■ **Task goal**
Give back each entry unchanged, minus pictures.

[Recorded data]
>>>>

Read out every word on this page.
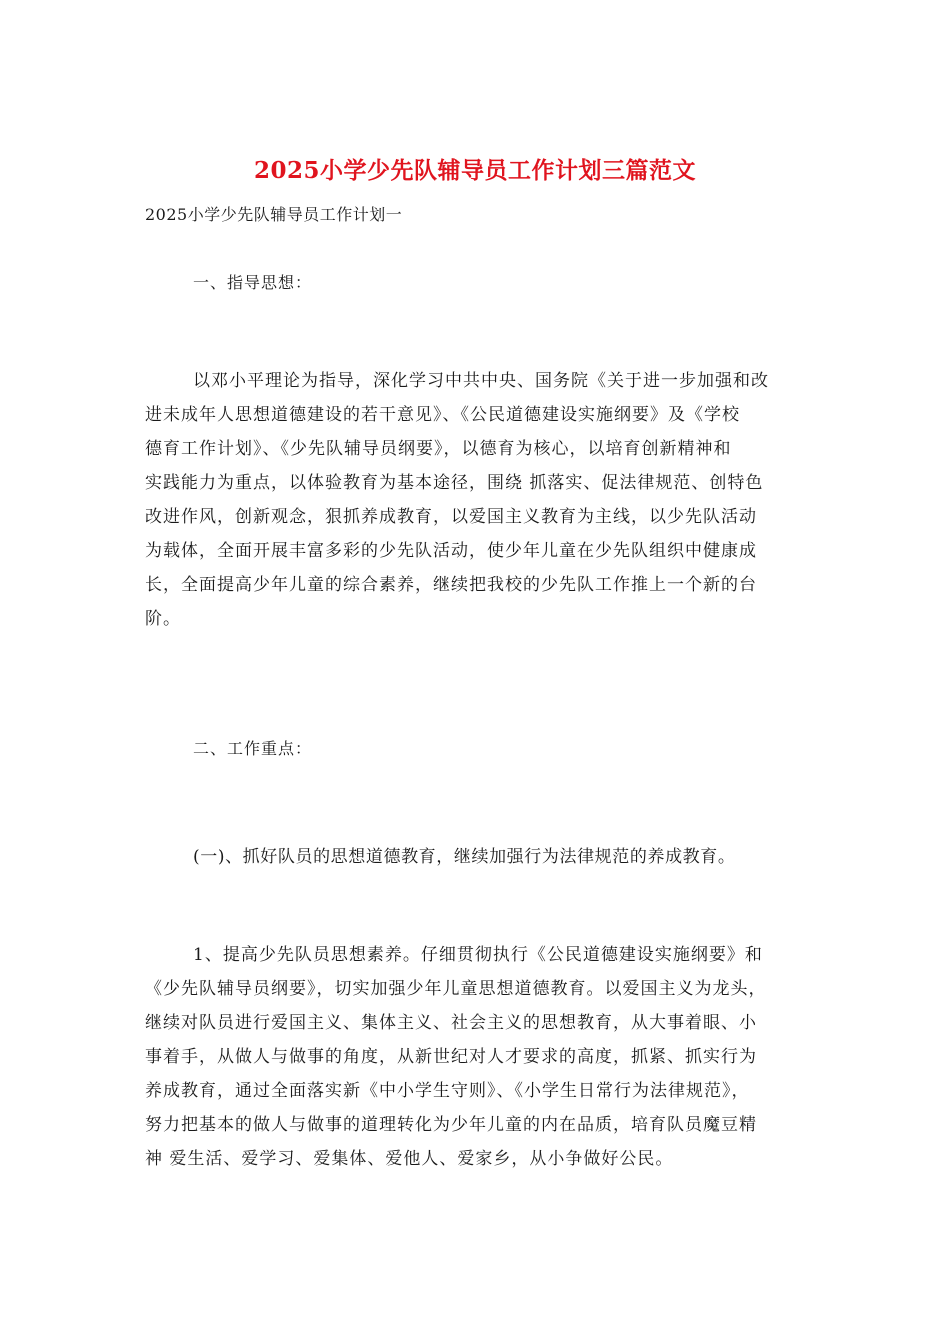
2025小学少先队辅导员工作计划三篇范文
2025小学少先队辅导员工作计划一
一、指导思想：
以邓小平理论为指导，深化学习中共中央、国务院《关于进一步加强和改
进未成年人思想道德建设的若干意见》、《公民道德建设实施纲要》及《学校
德育工作计划》、《少先队辅导员纲要》，以德育为核心，以培育创新精神和
实践能力为重点，以体验教育为基本途径，围绕 抓落实、促法律规范、创特色
改进作风，创新观念，狠抓养成教育，以爱国主义教育为主线，以少先队活动
为载体，全面开展丰富多彩的少先队活动，使少年儿童在少先队组织中健康成
长，全面提高少年儿童的综合素养，继续把我校的少先队工作推上一个新的台
阶。
二、工作重点：
(一)、抓好队员的思想道德教育，继续加强行为法律规范的养成教育。
1、提高少先队员思想素养。仔细贯彻执行《公民道德建设实施纲要》和
《少先队辅导员纲要》，切实加强少年儿童思想道德教育。以爱国主义为龙头，
继续对队员进行爱国主义、集体主义、社会主义的思想教育，从大事着眼、小
事着手，从做人与做事的角度，从新世纪对人才要求的高度，抓紧、抓实行为
养成教育，通过全面落实新《中小学生守则》、《小学生日常行为法律规范》，
努力把基本的做人与做事的道理转化为少年儿童的内在品质，培育队员魔豆精
神 爱生活、爱学习、爱集体、爱他人、爱家乡，从小争做好公民。
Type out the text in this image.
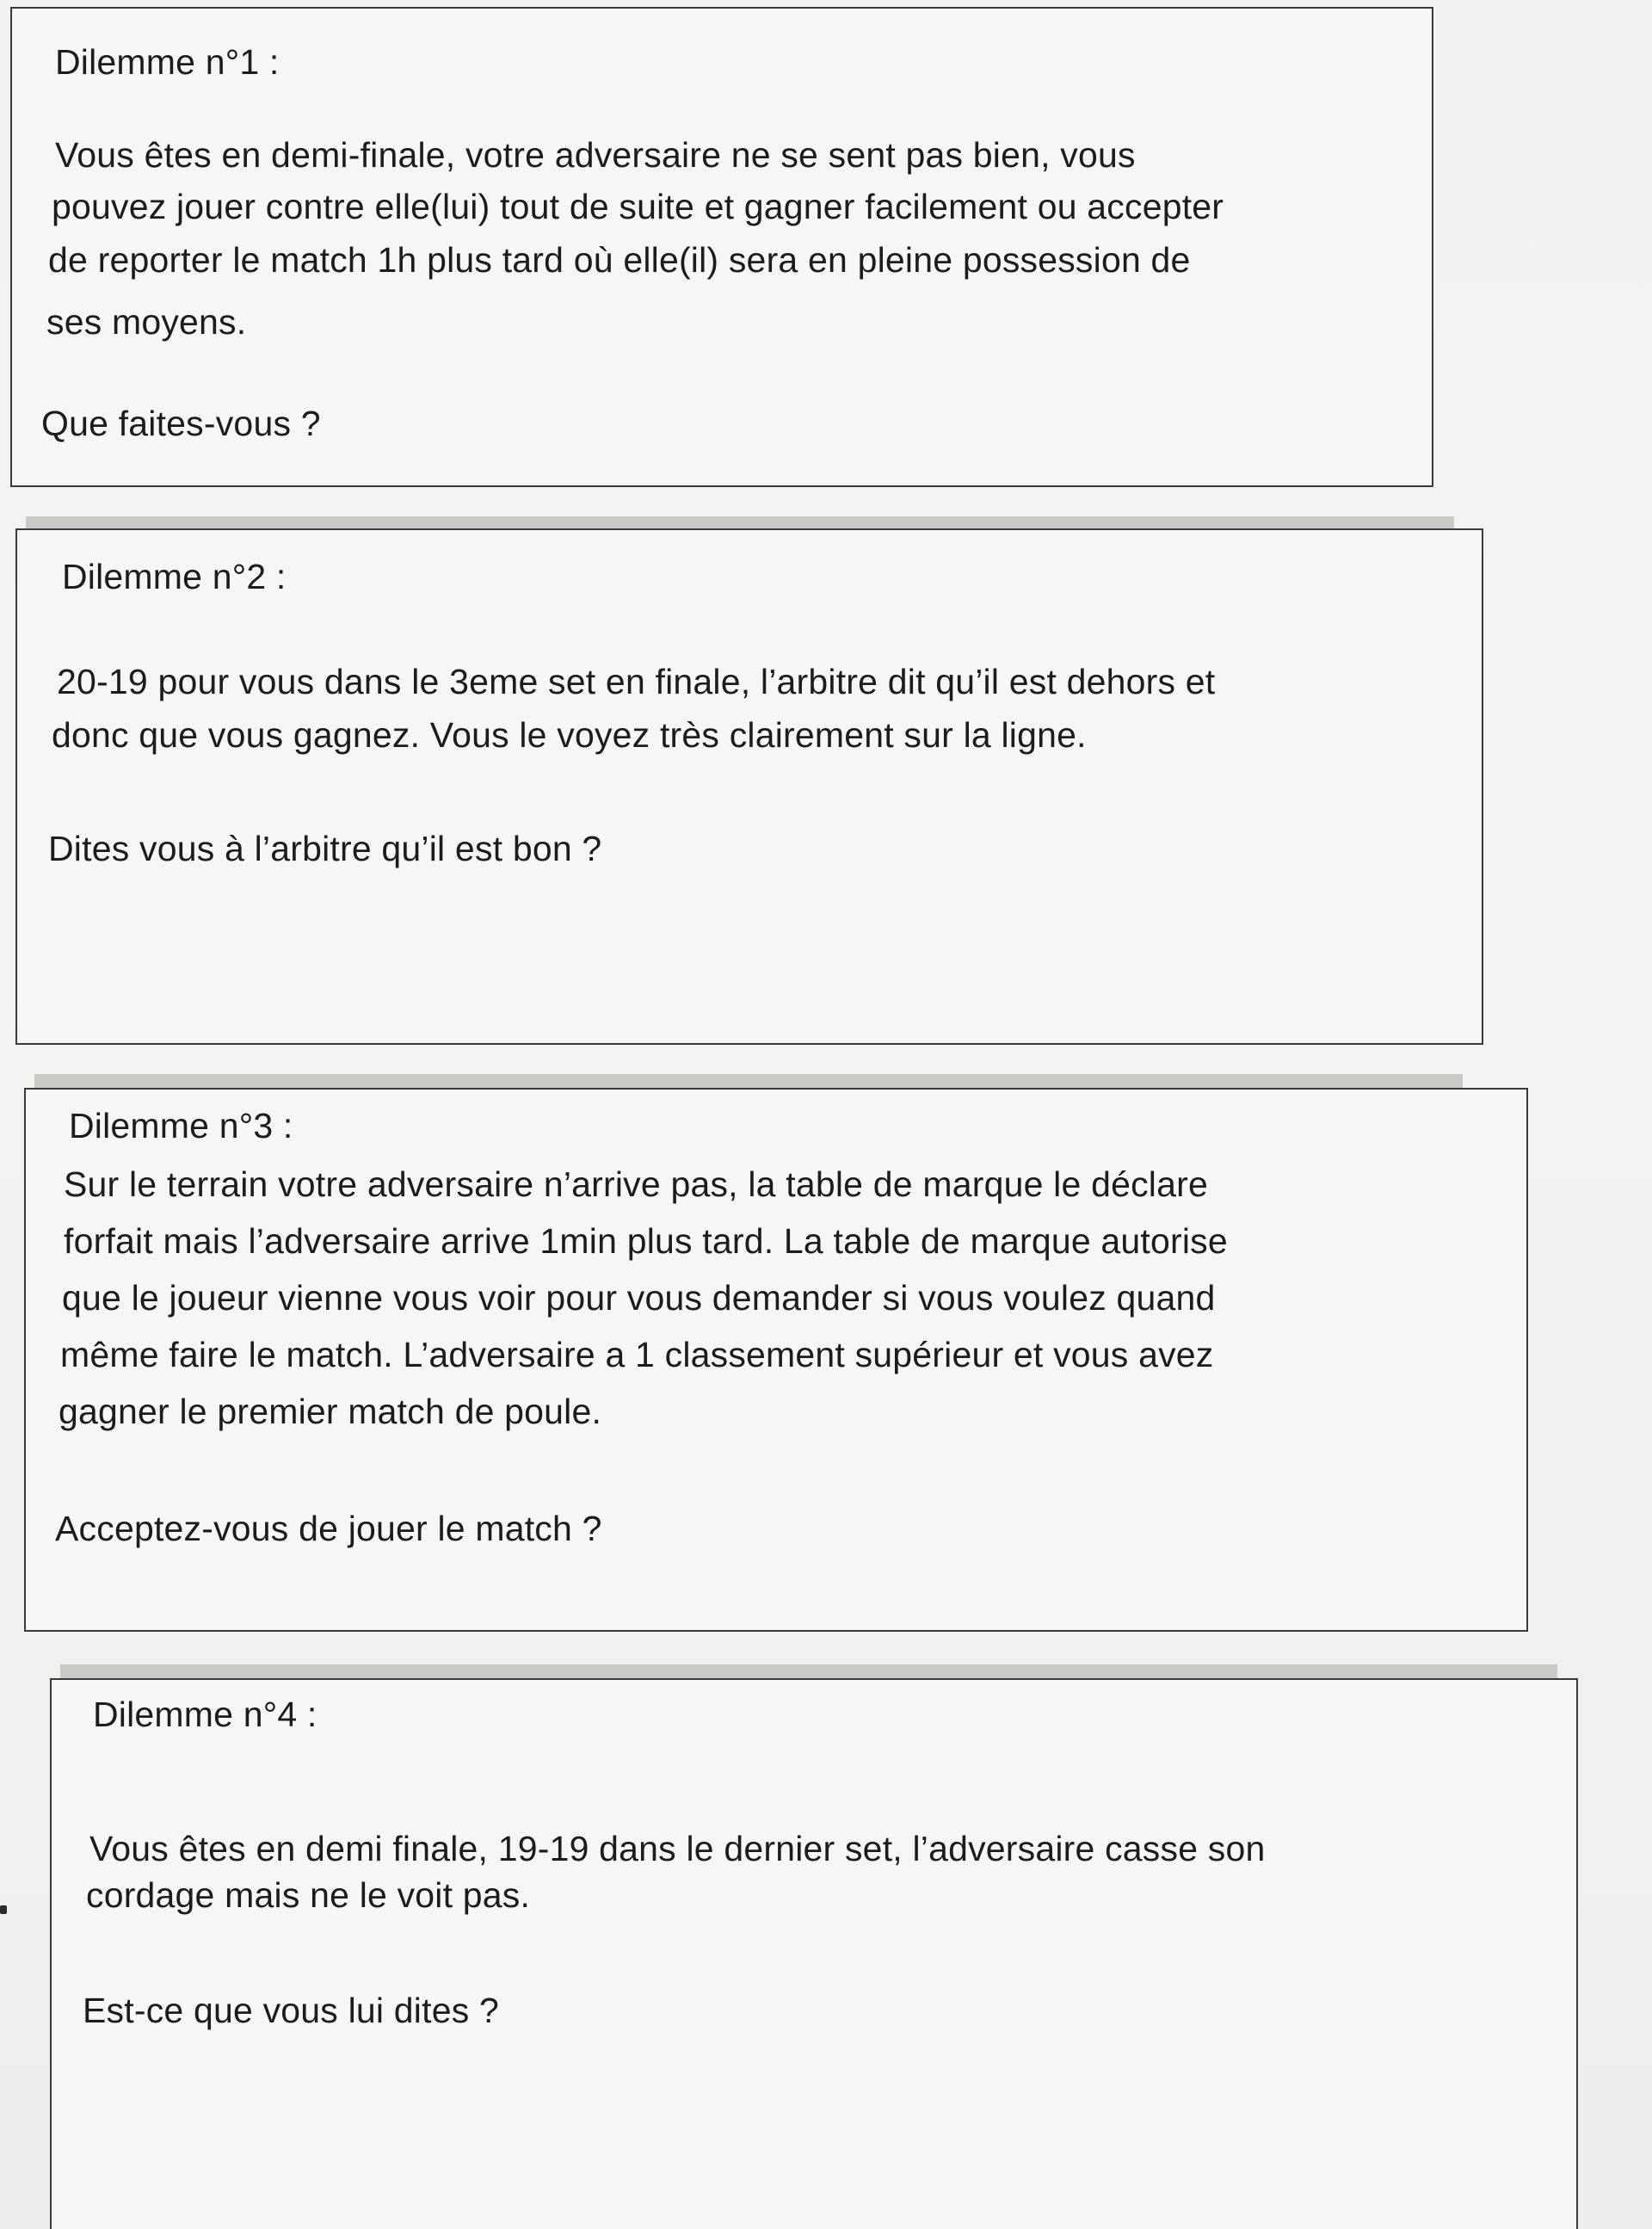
Dilemme n°1 :
Vous êtes en demi-finale, votre adversaire ne se sent pas bien, vous
pouvez jouer contre elle(lui) tout de suite et gagner facilement ou accepter
de reporter le match 1h plus tard où elle(il) sera en pleine possession de
ses moyens.
Que faites-vous ?
Dilemme n°2 :
20-19 pour vous dans le 3eme set en finale, l’arbitre dit qu’il est dehors et
donc que vous gagnez. Vous le voyez très clairement sur la ligne.
Dites vous à l’arbitre qu’il est bon ?
Dilemme n°3 :
Sur le terrain votre adversaire n’arrive pas, la table de marque le déclare
forfait mais l’adversaire arrive 1min plus tard. La table de marque autorise
que le joueur vienne vous voir pour vous demander si vous voulez quand
même faire le match. L’adversaire a 1 classement supérieur et vous avez
gagner le premier match de poule.
Acceptez-vous de jouer le match ?
Dilemme n°4 :
Vous êtes en demi finale, 19-19 dans le dernier set, l’adversaire casse son
cordage mais ne le voit pas.
Est-ce que vous lui dites ?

<<<<

■ **Written response**
Read out every word on this page.
2025小学少先队辅导员工作计划三篇范文
2025小学少先队辅导员工作计划一
一、指导思想：
以邓小平理论为指导，深化学习中共中央、国务院《关于进一步加强和改
进未成年人思想道德建设的若干意见》、《公民道德建设实施纲要》及《学校
德育工作计划》、《少先队辅导员纲要》，以德育为核心，以培育创新精神和
实践能力为重点，以体验教育为基本途径，围绕 抓落实、促法律规范、创特色
改进作风，创新观念，狠抓养成教育，以爱国主义教育为主线，以少先队活动
为载体，全面开展丰富多彩的少先队活动，使少年儿童在少先队组织中健康成
长，全面提高少年儿童的综合素养，继续把我校的少先队工作推上一个新的台
阶。
二、工作重点：
(一)、抓好队员的思想道德教育，继续加强行为法律规范的养成教育。
1、提高少先队员思想素养。仔细贯彻执行《公民道德建设实施纲要》和
《少先队辅导员纲要》，切实加强少年儿童思想道德教育。以爱国主义为龙头，
继续对队员进行爱国主义、集体主义、社会主义的思想教育，从大事着眼、小
事着手，从做人与做事的角度，从新世纪对人才要求的高度，抓紧、抓实行为
养成教育，通过全面落实新《中小学生守则》、《小学生日常行为法律规范》，
努力把基本的做人与做事的道理转化为少年儿童的内在品质，培育队员魔豆精
神 爱生活、爱学习、爱集体、爱他人、爱家乡，从小争做好公民。
Type out the text in this image.
Dilemme n°1 :
Vous êtes en demi-finale, votre adversaire ne se sent pas bien, vous
pouvez jouer contre elle(lui) tout de suite et gagner facilement ou accepter
de reporter le match 1h plus tard où elle(il) sera en pleine possession de
ses moyens.
Que faites-vous ?
Dilemme n°2 :
20-19 pour vous dans le 3eme set en finale, l’arbitre dit qu’il est dehors et
donc que vous gagnez. Vous le voyez très clairement sur la ligne.
Dites vous à l’arbitre qu’il est bon ?
Dilemme n°3 :
Sur le terrain votre adversaire n’arrive pas, la table de marque le déclare
forfait mais l’adversaire arrive 1min plus tard. La table de marque autorise
que le joueur vienne vous voir pour vous demander si vous voulez quand
même faire le match. L’adversaire a 1 classement supérieur et vous avez
gagner le premier match de poule.
Acceptez-vous de jouer le match ?
Dilemme n°4 :
Vous êtes en demi finale, 19-19 dans le dernier set, l’adversaire casse son
cordage mais ne le voit pas.
Est-ce que vous lui dites ?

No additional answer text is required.